What to produce. Can you print the data exactly and leave out each image?

>> Begin

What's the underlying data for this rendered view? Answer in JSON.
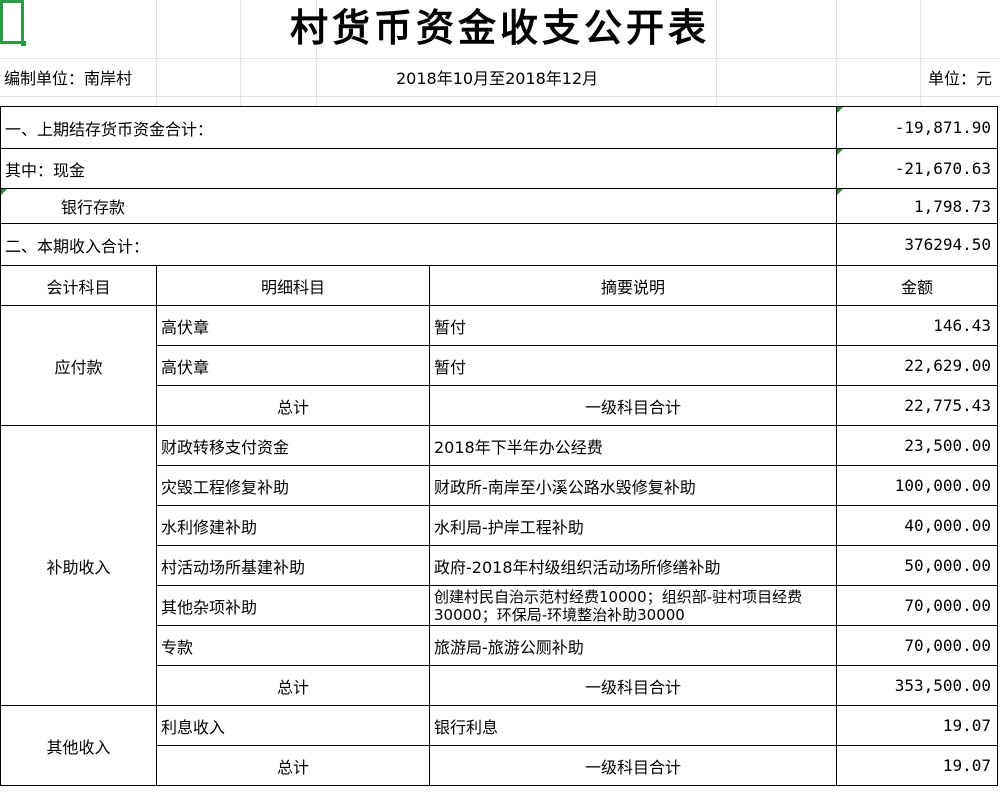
{
  "title": "村货币资金收支公开表",
  "header": {
    "unit_label": "编制单位：南岸村",
    "period": "2018年10月至2018年12月",
    "currency_label": "单位：元"
  },
  "summary": {
    "prev_balance_label": "一、上期结存货币资金合计：",
    "prev_balance_value": "-19,871.90",
    "cash_label": "其中：现金",
    "cash_value": "-21,670.63",
    "bank_label": "银行存款",
    "bank_value": "1,798.73",
    "income_total_label": "二、本期收入合计：",
    "income_total_value": "376294.50"
  },
  "columns": [
    "会计科目",
    "明细科目",
    "摘要说明",
    "金额"
  ],
  "groups": [
    {
      "subject": "应付款",
      "rows": [
        {
          "detail": "高伏章",
          "desc": "暂付",
          "amount": "146.43"
        },
        {
          "detail": "高伏章",
          "desc": "暂付",
          "amount": "22,629.00"
        }
      ],
      "total": {
        "label": "总计",
        "desc": "一级科目合计",
        "amount": "22,775.43"
      }
    },
    {
      "subject": "补助收入",
      "rows": [
        {
          "detail": "财政转移支付资金",
          "desc": "2018年下半年办公经费",
          "amount": "23,500.00"
        },
        {
          "detail": "灾毁工程修复补助",
          "desc": "财政所-南岸至小溪公路水毁修复补助",
          "amount": "100,000.00"
        },
        {
          "detail": "水利修建补助",
          "desc": "水利局-护岸工程补助",
          "amount": "40,000.00"
        },
        {
          "detail": "村活动场所基建补助",
          "desc": "政府-2018年村级组织活动场所修缮补助",
          "amount": "50,000.00"
        },
        {
          "detail": "其他杂项补助",
          "desc": "创建村民自治示范村经费10000；组织部-驻村项目经费30000；环保局-环境整治补助30000",
          "amount": "70,000.00"
        },
        {
          "detail": "专款",
          "desc": "旅游局-旅游公厕补助",
          "amount": "70,000.00"
        }
      ],
      "total": {
        "label": "总计",
        "desc": "一级科目合计",
        "amount": "353,500.00"
      }
    },
    {
      "subject": "其他收入",
      "rows": [
        {
          "detail": "利息收入",
          "desc": "银行利息",
          "amount": "19.07"
        }
      ],
      "total": {
        "label": "总计",
        "desc": "一级科目合计",
        "amount": "19.07"
      }
    }
  ]
}
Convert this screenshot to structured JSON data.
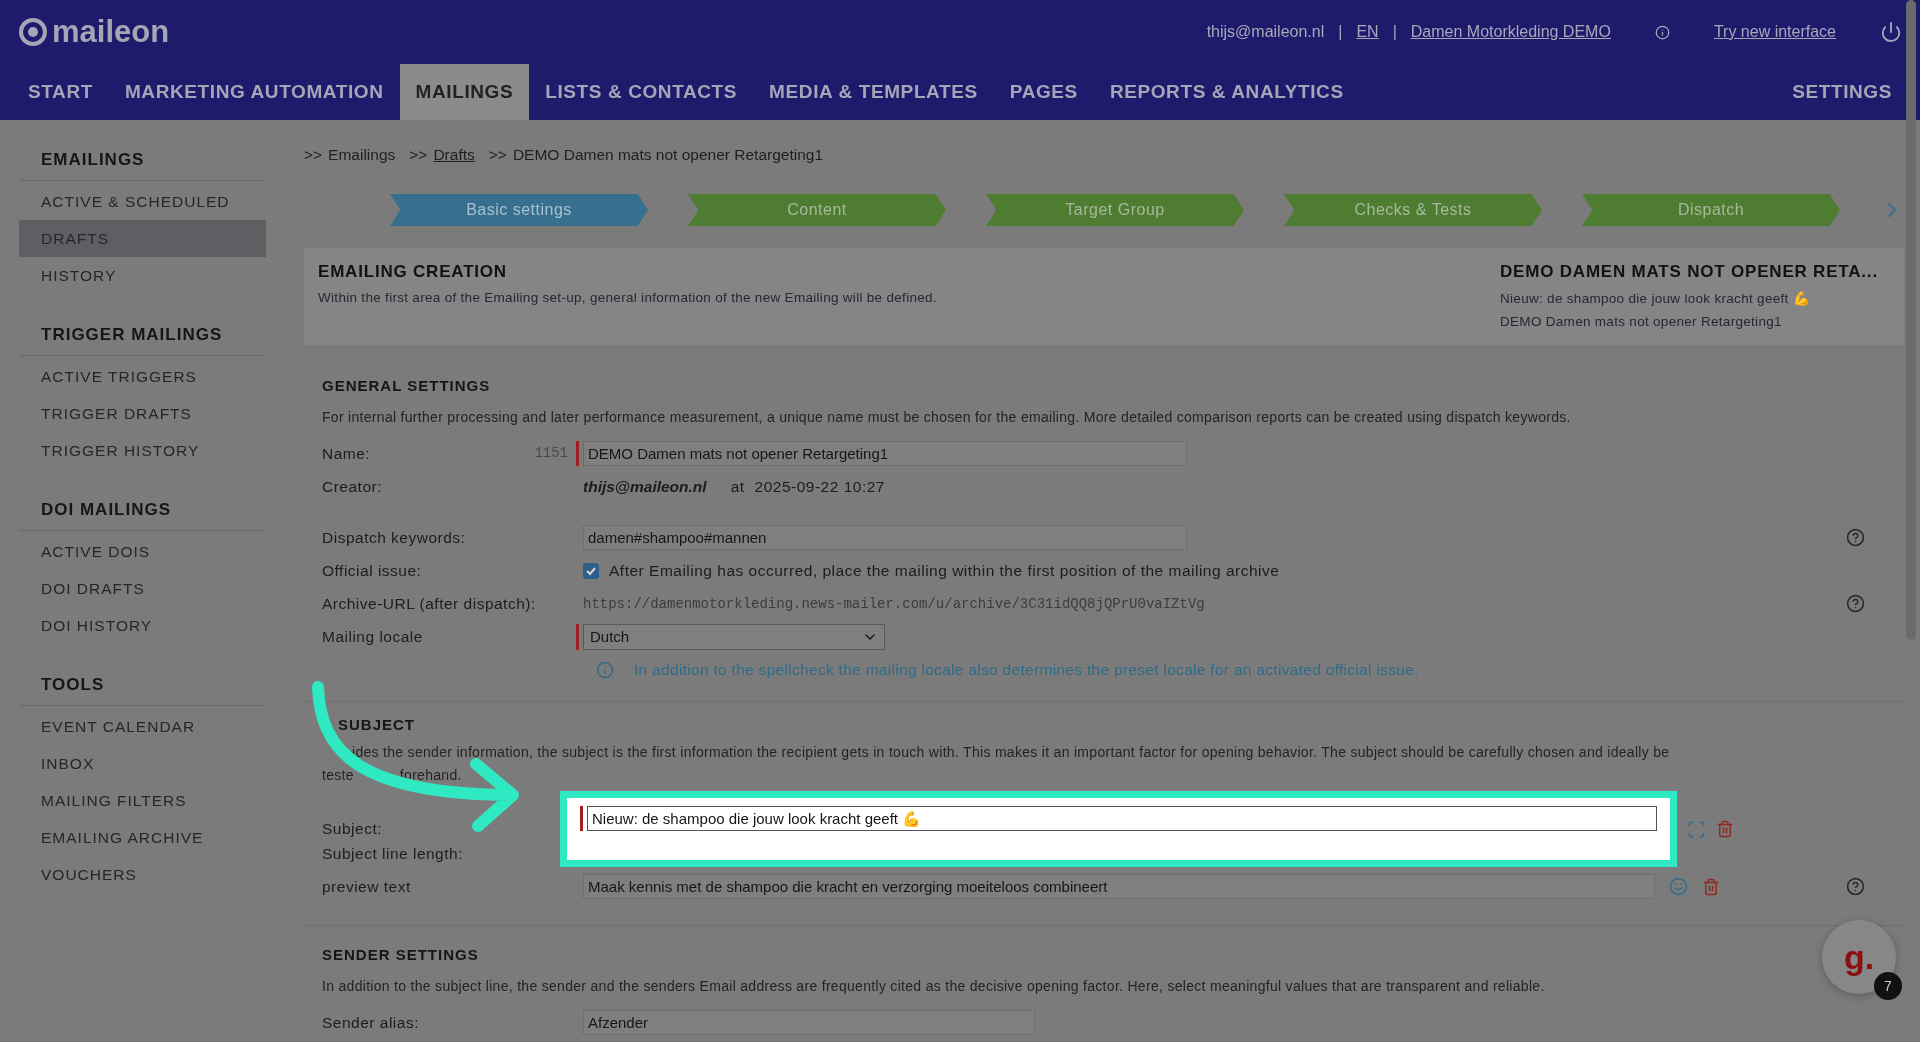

>> End

Response below.
What's the underlying data for this rendered view? Answer in JSON.
{
  "title": "村货币资金收支公开表",
  "header": {
    "unit_label": "编制单位：南岸村",
    "period": "2018年10月至2018年12月",
    "currency_label": "单位：元"
  },
  "summary": {
    "prev_balance_label": "一、上期结存货币资金合计：",
    "prev_balance_value": "-19,871.90",
    "cash_label": "其中：现金",
    "cash_value": "-21,670.63",
    "bank_label": "银行存款",
    "bank_value": "1,798.73",
    "income_total_label": "二、本期收入合计：",
    "income_total_value": "376294.50"
  },
  "columns": [
    "会计科目",
    "明细科目",
    "摘要说明",
    "金额"
  ],
  "groups": [
    {
      "subject": "应付款",
      "rows": [
        {
          "detail": "高伏章",
          "desc": "暂付",
          "amount": "146.43"
        },
        {
          "detail": "高伏章",
          "desc": "暂付",
          "amount": "22,629.00"
        }
      ],
      "total": {
        "label": "总计",
        "desc": "一级科目合计",
        "amount": "22,775.43"
      }
    },
    {
      "subject": "补助收入",
      "rows": [
        {
          "detail": "财政转移支付资金",
          "desc": "2018年下半年办公经费",
          "amount": "23,500.00"
        },
        {
          "detail": "灾毁工程修复补助",
          "desc": "财政所-南岸至小溪公路水毁修复补助",
          "amount": "100,000.00"
        },
        {
          "detail": "水利修建补助",
          "desc": "水利局-护岸工程补助",
          "amount": "40,000.00"
        },
        {
          "detail": "村活动场所基建补助",
          "desc": "政府-2018年村级组织活动场所修缮补助",
          "amount": "50,000.00"
        },
        {
          "detail": "其他杂项补助",
          "desc": "创建村民自治示范村经费10000；组织部-驻村项目经费30000；环保局-环境整治补助30000",
          "amount": "70,000.00"
        },
        {
          "detail": "专款",
          "desc": "旅游局-旅游公厕补助",
          "amount": "70,000.00"
        }
      ],
      "total": {
        "label": "总计",
        "desc": "一级科目合计",
        "amount": "353,500.00"
      }
    },
    {
      "subject": "其他收入",
      "rows": [
        {
          "detail": "利息收入",
          "desc": "银行利息",
          "amount": "19.07"
        }
      ],
      "total": {
        "label": "总计",
        "desc": "一级科目合计",
        "amount": "19.07"
      }
    }
  ]
}
Convert this screenshot to structured JSON data.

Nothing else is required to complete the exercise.